> _Work to do_: Your task is to copy each line that has the word "blend".
*** Supplied material
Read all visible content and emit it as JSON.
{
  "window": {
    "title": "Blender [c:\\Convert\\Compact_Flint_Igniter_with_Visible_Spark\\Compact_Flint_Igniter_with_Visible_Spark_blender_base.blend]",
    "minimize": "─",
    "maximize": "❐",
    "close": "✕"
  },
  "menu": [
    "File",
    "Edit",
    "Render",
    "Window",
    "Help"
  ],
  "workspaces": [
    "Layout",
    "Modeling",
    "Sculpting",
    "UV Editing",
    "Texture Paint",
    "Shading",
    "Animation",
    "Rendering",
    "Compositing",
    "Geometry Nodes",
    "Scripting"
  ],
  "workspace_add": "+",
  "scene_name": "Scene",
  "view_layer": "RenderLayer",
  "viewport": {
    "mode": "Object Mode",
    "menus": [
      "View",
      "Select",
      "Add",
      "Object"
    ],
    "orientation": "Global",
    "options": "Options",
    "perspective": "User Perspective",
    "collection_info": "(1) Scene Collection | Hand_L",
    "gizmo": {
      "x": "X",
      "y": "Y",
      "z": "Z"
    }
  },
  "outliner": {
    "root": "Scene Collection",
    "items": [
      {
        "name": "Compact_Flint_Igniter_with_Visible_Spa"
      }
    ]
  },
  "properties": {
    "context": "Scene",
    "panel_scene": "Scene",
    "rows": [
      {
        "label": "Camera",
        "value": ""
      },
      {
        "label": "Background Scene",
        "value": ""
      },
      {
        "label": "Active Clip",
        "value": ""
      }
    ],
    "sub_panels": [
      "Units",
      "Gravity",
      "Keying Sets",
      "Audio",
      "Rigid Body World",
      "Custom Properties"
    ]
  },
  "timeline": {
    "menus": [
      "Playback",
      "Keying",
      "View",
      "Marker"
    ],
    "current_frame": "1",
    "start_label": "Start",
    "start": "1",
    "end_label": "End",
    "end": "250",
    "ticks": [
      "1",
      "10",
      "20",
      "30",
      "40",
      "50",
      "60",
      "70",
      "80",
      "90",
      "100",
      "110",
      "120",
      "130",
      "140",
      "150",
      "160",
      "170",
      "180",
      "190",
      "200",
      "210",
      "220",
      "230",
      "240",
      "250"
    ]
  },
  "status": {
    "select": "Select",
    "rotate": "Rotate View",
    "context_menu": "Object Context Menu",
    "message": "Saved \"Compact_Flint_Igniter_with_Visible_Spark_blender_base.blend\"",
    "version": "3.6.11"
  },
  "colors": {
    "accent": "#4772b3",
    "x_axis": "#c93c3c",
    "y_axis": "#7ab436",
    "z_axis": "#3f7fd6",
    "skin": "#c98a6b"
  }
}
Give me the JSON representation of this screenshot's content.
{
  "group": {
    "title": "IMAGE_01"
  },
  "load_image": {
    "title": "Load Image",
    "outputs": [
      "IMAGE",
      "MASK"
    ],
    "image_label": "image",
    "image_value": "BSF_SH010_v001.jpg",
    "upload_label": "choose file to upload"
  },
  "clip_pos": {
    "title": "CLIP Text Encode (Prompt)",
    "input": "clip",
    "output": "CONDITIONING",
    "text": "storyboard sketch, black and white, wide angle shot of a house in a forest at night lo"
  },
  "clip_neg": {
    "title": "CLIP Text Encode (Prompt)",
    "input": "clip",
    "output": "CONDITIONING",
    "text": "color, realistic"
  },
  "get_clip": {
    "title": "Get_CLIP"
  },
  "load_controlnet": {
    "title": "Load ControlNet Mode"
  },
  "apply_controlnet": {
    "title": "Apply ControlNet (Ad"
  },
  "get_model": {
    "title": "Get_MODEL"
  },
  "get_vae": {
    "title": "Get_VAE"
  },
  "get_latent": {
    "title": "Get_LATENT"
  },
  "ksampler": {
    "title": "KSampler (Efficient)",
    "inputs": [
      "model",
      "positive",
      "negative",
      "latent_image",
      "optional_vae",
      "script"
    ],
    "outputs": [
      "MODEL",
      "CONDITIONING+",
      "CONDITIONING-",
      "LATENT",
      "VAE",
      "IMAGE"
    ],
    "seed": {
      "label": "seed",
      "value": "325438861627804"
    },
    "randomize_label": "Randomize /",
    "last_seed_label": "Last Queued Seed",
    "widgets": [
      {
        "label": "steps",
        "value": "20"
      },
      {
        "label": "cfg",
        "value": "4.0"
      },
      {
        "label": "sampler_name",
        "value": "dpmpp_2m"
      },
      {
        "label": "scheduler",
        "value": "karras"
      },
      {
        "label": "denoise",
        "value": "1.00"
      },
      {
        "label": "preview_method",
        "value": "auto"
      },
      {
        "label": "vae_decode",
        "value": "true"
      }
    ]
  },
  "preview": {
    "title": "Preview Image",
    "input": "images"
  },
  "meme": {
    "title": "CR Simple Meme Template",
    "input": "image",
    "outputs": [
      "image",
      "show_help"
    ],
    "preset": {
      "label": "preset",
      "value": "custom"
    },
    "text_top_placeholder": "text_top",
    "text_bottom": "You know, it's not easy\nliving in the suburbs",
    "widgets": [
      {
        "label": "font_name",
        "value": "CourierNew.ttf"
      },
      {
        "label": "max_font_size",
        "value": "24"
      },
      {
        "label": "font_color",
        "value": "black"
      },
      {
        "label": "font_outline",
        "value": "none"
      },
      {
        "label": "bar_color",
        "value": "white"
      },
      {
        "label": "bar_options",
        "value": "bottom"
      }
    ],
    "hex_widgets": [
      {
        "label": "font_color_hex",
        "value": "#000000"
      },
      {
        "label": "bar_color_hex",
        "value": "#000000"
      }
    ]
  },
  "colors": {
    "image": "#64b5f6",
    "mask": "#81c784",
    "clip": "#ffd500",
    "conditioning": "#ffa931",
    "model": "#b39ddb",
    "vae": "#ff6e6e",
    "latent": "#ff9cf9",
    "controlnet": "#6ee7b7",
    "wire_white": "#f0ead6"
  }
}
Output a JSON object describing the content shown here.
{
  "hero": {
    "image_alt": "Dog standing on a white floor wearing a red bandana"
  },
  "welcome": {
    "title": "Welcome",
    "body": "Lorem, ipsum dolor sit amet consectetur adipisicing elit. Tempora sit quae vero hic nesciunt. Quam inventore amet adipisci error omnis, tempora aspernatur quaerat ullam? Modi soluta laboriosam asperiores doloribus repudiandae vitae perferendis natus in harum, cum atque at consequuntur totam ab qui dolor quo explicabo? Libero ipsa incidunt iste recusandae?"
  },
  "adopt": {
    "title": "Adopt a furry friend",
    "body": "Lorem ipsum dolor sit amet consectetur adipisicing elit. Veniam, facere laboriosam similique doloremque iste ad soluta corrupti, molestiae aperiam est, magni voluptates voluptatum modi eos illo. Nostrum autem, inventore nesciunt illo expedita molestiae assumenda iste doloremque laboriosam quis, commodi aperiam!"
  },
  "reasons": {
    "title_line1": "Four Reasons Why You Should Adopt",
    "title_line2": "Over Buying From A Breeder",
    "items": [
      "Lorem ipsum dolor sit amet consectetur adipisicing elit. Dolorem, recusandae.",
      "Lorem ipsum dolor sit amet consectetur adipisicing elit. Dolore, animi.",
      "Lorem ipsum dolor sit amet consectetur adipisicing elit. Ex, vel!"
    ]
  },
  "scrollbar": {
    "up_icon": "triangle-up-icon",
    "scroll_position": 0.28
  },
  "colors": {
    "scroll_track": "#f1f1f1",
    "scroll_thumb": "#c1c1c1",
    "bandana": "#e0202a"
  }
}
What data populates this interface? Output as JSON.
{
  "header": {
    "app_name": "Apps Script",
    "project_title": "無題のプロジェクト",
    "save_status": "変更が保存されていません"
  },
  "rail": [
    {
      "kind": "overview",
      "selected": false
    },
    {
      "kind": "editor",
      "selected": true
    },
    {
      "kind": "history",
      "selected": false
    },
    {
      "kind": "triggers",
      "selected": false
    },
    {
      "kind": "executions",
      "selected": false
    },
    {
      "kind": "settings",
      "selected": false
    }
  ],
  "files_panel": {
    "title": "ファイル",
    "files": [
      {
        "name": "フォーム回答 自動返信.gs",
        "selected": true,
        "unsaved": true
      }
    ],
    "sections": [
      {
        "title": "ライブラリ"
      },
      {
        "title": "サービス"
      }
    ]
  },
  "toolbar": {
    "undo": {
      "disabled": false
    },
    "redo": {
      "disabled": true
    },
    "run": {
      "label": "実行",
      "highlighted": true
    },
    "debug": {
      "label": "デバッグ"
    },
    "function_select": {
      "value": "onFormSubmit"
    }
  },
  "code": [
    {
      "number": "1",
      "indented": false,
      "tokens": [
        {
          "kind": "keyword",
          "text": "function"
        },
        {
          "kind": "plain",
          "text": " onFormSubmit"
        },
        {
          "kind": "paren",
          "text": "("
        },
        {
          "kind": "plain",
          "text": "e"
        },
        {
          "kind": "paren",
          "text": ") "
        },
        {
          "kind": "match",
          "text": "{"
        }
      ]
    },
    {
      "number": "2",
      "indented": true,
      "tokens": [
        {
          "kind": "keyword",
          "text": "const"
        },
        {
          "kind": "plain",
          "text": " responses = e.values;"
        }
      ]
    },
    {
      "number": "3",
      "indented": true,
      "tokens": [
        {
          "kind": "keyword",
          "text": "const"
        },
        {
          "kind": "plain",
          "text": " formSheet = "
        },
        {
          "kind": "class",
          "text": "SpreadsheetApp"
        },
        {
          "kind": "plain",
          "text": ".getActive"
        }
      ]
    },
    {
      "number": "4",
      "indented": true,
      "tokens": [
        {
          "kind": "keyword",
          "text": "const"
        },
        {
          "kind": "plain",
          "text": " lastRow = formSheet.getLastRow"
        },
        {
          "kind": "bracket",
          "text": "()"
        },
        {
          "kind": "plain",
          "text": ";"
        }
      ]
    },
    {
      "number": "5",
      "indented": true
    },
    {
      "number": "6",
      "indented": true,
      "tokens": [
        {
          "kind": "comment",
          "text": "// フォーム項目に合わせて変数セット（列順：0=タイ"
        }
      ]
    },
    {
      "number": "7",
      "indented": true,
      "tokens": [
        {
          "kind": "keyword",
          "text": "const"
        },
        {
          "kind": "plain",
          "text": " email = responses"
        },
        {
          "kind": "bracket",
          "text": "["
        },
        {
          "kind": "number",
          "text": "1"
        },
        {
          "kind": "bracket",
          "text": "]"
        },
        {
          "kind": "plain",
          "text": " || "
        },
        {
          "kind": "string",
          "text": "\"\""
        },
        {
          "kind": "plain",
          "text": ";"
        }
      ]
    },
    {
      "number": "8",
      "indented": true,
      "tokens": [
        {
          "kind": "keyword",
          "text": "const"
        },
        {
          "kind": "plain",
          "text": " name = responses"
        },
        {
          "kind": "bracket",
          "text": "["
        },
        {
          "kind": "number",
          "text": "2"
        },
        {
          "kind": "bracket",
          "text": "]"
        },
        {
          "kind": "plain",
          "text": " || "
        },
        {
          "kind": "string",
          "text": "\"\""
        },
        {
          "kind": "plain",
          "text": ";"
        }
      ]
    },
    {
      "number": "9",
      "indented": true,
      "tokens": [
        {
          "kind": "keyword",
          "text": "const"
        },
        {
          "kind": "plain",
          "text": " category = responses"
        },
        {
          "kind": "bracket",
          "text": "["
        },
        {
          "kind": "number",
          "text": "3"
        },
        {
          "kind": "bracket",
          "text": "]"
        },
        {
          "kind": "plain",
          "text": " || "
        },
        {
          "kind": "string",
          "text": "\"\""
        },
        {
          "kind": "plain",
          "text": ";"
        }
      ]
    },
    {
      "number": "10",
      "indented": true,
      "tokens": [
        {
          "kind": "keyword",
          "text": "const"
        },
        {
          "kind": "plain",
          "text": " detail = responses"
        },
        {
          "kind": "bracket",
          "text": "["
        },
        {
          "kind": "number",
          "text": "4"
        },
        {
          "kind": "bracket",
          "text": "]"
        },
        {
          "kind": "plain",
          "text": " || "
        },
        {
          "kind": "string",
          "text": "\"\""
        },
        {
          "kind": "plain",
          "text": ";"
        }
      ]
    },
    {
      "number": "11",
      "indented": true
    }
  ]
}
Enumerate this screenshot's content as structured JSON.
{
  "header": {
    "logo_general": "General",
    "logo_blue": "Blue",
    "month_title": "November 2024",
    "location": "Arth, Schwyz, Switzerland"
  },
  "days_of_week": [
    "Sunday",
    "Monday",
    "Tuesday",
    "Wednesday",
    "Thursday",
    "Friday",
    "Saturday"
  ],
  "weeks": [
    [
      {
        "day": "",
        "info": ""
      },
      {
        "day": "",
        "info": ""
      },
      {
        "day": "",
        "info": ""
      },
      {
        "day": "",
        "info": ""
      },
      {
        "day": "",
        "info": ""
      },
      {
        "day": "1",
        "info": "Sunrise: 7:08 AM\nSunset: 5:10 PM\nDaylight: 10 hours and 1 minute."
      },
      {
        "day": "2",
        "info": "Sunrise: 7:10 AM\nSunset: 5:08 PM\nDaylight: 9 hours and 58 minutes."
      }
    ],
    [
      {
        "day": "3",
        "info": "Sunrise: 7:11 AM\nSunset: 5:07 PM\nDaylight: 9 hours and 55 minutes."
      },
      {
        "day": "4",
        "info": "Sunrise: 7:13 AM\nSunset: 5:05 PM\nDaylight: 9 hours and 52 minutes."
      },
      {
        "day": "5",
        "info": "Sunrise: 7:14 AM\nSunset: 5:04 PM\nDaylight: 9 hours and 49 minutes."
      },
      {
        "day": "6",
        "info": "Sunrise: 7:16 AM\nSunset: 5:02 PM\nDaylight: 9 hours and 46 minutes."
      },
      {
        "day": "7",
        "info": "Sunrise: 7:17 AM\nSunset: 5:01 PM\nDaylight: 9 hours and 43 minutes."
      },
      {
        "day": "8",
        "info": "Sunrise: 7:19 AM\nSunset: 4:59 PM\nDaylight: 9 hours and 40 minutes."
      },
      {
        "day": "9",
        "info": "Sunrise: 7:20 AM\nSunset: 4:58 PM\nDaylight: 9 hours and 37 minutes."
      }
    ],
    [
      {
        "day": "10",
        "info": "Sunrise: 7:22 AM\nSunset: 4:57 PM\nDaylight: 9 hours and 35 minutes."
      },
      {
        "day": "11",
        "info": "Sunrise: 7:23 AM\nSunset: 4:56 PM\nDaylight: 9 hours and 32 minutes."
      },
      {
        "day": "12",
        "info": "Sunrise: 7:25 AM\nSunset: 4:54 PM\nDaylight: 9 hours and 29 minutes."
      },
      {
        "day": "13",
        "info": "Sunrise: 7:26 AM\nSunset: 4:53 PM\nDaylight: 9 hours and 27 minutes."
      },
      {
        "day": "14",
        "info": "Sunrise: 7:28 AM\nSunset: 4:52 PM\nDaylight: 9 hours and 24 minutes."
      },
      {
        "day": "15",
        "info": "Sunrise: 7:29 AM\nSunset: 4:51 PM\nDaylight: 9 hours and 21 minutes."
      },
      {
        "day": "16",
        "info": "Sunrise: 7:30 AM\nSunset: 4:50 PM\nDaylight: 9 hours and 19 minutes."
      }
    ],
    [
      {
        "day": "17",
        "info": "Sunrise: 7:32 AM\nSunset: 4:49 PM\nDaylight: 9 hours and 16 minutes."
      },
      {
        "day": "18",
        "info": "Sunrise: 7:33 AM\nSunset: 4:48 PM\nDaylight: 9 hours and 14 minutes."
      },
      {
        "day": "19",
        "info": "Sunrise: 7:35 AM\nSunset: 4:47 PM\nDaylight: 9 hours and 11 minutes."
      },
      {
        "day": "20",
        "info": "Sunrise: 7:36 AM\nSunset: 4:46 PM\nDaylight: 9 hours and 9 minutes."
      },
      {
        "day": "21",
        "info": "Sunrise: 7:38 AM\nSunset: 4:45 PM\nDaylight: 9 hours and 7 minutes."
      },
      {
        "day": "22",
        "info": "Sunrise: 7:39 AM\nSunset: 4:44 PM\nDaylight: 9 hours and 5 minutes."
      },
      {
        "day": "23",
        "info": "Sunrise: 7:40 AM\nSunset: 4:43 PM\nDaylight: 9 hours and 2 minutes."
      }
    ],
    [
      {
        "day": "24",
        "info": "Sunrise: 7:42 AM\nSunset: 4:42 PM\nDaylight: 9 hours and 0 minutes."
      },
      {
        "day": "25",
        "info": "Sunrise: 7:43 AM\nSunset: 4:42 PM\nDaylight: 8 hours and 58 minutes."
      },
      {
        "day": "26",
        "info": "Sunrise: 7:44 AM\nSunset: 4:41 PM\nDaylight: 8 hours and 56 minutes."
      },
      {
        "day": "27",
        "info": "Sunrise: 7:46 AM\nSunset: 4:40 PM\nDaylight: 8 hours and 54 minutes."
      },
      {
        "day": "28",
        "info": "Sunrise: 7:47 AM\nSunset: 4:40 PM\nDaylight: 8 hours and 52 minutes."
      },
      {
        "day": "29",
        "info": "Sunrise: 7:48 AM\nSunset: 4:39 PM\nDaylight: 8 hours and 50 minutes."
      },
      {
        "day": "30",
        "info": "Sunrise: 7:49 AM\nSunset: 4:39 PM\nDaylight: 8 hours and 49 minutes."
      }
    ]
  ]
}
******
> _Solved problem_:
    "title": "Blender [c:\\Convert\\Compact_Flint_Igniter_with_Visible_Spark\\Compact_Flint_Igniter_with_Visible_Spark_blender_base.blend]",
    "message": "Saved \"Compact_Flint_Igniter_with_Visible_Spark_blender_base.blend\"",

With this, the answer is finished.